■ **SHORT PROBLEM**:
From the entries that follow, pick out all lines holding "bardzo".

Dataset items:

==*==

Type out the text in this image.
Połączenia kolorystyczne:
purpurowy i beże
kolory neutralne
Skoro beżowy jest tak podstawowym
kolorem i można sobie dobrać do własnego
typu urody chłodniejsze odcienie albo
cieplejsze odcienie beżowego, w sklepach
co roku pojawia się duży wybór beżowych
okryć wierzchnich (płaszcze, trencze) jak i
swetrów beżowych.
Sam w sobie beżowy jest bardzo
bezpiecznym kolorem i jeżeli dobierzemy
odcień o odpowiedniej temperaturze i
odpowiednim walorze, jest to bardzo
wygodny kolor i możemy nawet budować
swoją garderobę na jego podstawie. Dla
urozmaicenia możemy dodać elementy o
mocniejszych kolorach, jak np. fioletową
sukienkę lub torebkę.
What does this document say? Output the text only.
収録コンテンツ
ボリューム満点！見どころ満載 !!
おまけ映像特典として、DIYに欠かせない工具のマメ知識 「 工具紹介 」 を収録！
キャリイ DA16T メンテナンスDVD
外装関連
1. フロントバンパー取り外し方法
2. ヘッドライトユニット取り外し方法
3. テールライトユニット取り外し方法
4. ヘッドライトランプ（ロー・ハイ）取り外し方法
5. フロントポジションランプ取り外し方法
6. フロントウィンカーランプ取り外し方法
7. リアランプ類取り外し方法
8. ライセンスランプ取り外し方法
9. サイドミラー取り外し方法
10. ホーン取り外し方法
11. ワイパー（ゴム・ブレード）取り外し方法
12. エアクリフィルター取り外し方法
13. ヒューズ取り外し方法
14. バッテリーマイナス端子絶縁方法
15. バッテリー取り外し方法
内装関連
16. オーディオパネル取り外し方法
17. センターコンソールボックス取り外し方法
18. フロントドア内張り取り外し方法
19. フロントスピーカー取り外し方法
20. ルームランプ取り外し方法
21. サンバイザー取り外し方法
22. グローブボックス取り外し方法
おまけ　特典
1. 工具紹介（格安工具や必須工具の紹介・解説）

==*==

■ **WRITTEN SOLUTION**:
Sam w sobie beżowy jest bardzo
odpowiednim walorze, jest to bardzo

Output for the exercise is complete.